Ex-Staatschef Litauens: “Wir befinden uns in einem Krieg der Zivilisationen”
- Der ehemalige Staatschef Litauens glaubt, die westliche Politik ermuntere Kreml-Chef Putin zu neuen Aggressionen
- Der Held der Unabhängigkeit übt zudem massive Kritik an Deutschlands Altkanzler Schröder
“Wir befinden uns in einem Krieg der Zivilisationen, den die meisten im Westen nicht wahrhaben wollen und verdrängen”, klagt Vytautas Landsbergis (85), der erste Staatschef Litauens nach der Unabhängigkeit 1990: “Wir werden angegriffen. Von den Autokraten dieser Welt.”
Landsbergis hat maßgeblich zum Zusammenbruch der Sowjetunion beigetragen und genießt im Baltikum Legendenstatus. Im Gespräch mit der HuffPost Deutschland warnt der Ex-Staatschef vor einem “Angriff auf unsere Grundeinstellungen und Werte” und einem “Kampf zwischen Unmenschlichkeit und Menschlichkeit”.
“Sie lachen über Menschlichkeit”
“Unsere westliche Zivilisation steht für Menschlichkeit, zumindest strebt sie danach. Das geht auf ihre christlichen Wurzeln zurück”, sagt Landsbergis.
Die Gegner der westlichen, demokratischen Zivilisation – Autokraten wie Russlands Präsident Wladimir Putin – würden sie verhöhnen, kritisiert der Mitbegründer der litauischen Unabhängigkeitsbewegung Sąjūdis:
“Sie lachen über Menschlichkeit. Alles, was für sie eine Rolle spielt, ist Stärke und Gewalt. Und die eigenen Interessen. Und wir im Westen nehmen das weitgehend hin.”

^^^^

## WAS ZU TUN IST
1) Beantworte anhand des Auszugs über Vytautas Landsbergis diese Fragen:
(a) Wie alt ist Landsbergis laut dem Auszug?
(b) Mit welchem Medium hat er das Gespräch geführt?
(c) Welche litauische Unabhängigkeitsbewegung hat er mitbegründet?
2) Führe den Auszug über Vytautas Landsbergis im gleichen Stil nach seinem letzten Satz weiter.
Die anschließenden Zeilen werden nicht gebraucht.

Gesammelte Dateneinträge
^^^^

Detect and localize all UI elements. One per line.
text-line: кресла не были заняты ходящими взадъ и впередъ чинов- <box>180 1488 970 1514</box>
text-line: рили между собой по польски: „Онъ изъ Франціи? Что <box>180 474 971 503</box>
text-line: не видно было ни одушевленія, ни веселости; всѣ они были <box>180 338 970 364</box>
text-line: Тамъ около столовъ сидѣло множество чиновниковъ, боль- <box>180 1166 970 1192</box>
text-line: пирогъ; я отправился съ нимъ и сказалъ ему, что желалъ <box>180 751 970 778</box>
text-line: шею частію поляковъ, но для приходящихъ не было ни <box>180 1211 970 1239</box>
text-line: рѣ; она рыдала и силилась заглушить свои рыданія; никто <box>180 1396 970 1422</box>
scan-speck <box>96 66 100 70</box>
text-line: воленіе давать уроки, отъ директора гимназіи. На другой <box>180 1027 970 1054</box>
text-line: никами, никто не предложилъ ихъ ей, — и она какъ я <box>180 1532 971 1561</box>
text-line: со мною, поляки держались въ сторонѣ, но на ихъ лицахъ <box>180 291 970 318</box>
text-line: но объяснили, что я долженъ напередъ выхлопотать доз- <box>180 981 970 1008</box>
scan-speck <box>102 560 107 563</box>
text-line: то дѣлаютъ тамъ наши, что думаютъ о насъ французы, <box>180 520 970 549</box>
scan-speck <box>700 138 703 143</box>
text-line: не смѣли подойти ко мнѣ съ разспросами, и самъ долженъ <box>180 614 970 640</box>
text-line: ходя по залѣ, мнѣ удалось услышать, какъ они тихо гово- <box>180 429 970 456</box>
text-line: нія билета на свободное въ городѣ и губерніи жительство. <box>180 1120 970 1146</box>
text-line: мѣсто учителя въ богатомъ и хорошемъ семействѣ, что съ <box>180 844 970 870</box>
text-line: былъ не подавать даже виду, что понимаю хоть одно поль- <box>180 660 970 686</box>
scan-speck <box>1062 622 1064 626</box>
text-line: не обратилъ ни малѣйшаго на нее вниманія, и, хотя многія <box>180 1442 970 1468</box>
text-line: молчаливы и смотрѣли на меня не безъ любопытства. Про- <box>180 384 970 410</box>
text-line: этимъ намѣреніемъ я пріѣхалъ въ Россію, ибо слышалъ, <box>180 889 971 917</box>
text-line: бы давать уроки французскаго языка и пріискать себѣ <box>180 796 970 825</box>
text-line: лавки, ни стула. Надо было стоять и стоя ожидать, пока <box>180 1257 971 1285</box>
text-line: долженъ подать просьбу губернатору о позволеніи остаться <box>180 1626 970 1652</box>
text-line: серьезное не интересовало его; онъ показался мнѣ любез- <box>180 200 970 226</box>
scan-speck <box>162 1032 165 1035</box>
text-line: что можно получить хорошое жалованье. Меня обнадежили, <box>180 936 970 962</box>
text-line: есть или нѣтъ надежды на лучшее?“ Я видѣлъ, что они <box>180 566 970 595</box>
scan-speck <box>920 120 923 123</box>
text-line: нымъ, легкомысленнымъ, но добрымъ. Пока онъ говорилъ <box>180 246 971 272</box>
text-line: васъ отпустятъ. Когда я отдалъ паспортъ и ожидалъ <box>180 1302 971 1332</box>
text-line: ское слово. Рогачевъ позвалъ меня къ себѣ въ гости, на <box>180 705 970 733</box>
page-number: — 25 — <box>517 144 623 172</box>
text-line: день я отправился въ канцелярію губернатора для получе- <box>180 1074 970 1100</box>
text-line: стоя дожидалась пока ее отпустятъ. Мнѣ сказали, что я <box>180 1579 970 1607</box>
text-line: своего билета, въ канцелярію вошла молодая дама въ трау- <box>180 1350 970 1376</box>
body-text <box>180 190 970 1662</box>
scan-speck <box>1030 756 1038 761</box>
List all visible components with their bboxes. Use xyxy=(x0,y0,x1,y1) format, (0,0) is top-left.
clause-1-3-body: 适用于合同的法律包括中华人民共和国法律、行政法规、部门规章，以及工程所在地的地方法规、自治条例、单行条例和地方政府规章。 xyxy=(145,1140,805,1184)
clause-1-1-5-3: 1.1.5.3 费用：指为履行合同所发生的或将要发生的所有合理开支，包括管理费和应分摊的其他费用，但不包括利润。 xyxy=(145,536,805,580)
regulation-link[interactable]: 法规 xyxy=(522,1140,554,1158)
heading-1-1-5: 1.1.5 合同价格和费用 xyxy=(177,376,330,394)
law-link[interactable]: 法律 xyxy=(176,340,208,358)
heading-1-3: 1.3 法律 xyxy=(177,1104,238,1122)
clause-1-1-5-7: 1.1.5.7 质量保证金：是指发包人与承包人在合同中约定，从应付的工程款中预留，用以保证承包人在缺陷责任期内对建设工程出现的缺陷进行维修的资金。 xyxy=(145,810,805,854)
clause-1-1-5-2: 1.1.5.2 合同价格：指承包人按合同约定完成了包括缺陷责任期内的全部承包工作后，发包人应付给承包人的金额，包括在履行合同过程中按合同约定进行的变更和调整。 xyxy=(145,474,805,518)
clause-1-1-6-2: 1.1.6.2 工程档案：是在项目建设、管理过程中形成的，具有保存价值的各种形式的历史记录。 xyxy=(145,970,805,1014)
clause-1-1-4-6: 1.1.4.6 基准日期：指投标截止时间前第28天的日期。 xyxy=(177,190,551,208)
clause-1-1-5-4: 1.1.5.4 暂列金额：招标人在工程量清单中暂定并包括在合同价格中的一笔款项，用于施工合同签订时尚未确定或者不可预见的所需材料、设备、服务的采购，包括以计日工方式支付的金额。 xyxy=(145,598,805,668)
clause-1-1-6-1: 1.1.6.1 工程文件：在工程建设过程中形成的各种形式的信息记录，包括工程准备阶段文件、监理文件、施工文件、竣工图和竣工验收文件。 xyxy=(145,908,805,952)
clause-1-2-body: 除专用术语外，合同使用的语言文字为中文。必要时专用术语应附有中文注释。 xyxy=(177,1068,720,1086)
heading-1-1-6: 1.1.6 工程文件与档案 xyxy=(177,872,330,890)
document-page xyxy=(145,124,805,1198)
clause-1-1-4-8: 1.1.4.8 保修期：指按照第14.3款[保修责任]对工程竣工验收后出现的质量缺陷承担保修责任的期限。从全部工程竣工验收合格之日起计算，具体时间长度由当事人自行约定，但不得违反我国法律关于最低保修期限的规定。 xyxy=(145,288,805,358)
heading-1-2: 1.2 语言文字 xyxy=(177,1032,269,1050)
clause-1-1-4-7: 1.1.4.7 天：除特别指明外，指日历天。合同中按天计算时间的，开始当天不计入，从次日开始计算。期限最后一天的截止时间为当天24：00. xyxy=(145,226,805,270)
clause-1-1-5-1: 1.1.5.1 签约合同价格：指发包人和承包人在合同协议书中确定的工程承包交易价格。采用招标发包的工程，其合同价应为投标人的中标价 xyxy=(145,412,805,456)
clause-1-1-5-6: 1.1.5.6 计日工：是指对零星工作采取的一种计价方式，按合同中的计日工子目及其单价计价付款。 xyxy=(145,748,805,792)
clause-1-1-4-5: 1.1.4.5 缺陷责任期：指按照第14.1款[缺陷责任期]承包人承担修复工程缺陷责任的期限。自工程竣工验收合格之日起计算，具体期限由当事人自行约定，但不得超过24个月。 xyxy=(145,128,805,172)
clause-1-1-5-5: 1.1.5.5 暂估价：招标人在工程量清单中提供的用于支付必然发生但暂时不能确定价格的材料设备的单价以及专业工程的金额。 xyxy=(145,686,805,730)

^^^^

## ANTWORTEN
1)
(a) Er ist 85 Jahre alt.
(b) Er sprach mit der HuffPost Deutschland.
(c) Er hat die Bewegung Sąjūdis mitbegründet.

2)
So hätten EU und Nato nicht nur zugelassen, dass Putin die Ukraine angriff: “In Westeuropa wird auch verdrängt, dass zwei Millionen Ukrainer als Flüchtlinge ihre Heimat verlassen mussten. Viele von ihnen leben heute in Polen und Litauen. Aber das will keiner wissen, da schaut man lieber weg.“
“Tiefe Diskrepanz zwischen politischen Kulturen”
Landsbergis fordert, Politiker und Medien im Westen müssten sich die tiefe Diskrepanz zwischen den zwei politischen Kulturen bewusst machen.
“Auf der einen Seite eine Demokratie, in der die Macht verliehen wird, von den Wählern. Auf der andere Seite das Prinzip, dass eine Gruppe die Macht erobert und mit Land und Leuten tut, was immer sie gerade will, ohne Rücksicht auf die Menschen, auf Gesetze, auf Regeln“, sagt Landsbergis.
“Gorbatschow verstand nicht, warum wir an die Wähler dachten”
Landsbergis untermauert seine Thesen mit eigenen Erfahrungen im Unabhängigkeitskampf: “Gorbatschow hat uns, die litauische Führung, mehrfach aufgefordert, gegen die Interessen unserer eigenen Wähler zu handeln. Er verstand gar nicht, warum wir dazu nicht bereit waren, warum wir überhaupt an die Wähler dachten – denn er selbst war ja nicht in einer ehrlichen Wahl gewählt worden.”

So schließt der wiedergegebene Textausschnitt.